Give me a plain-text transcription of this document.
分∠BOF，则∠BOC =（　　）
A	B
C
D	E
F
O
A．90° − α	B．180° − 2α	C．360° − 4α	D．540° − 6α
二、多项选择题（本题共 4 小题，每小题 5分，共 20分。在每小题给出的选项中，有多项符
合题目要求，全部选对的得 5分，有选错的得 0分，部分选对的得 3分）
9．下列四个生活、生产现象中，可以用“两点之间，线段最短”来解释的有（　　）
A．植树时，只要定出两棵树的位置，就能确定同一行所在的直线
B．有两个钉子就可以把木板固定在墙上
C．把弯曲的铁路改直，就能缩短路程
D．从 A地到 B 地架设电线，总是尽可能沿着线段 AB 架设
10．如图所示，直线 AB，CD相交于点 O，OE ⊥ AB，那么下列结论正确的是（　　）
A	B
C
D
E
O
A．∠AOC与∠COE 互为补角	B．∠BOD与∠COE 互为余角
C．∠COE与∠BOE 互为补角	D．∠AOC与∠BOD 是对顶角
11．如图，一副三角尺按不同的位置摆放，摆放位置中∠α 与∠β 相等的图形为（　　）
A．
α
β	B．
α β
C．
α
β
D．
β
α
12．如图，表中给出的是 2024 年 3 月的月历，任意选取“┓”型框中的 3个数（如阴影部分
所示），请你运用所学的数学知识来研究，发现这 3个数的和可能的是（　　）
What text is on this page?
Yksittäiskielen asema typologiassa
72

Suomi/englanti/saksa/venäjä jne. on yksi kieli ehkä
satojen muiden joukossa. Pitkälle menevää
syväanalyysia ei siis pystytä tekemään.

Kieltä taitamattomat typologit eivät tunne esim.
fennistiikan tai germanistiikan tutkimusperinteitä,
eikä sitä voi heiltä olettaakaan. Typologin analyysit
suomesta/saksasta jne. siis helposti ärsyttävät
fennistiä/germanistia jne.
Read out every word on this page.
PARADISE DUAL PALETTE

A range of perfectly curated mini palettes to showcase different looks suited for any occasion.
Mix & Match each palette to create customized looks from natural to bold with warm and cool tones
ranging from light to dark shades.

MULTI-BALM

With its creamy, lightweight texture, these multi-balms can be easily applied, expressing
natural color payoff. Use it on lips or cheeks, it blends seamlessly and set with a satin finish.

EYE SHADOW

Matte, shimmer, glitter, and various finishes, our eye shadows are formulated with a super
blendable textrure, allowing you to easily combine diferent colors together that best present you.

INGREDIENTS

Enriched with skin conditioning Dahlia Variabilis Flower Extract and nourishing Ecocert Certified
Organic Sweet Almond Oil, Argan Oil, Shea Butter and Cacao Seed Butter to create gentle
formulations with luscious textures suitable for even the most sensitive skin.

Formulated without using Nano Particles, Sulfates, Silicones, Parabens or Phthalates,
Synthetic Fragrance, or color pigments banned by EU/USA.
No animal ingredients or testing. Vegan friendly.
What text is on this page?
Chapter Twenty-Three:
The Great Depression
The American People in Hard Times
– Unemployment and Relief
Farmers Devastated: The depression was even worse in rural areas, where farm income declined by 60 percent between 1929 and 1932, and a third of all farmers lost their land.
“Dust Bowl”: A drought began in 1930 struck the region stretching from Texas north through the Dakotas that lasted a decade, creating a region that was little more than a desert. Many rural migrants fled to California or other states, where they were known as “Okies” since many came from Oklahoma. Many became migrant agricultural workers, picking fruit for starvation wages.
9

DIRECTIVE
Filter the records above for "that" and copy every matching line.

SOLVED PROBLEM
blendable textrure, allowing you to easily combine diferent colors together that best present you.
“Dust Bowl”: A drought began in 1930 struck the region stretching from Texas north through the Dakotas that lasted a decade, creating a region that was little more than a desert. Many rural migrants fled to California or other states, where they were known as “Okies” since many came from Oklahoma. Many became migrant agricultural workers, picking fruit for starvation wages.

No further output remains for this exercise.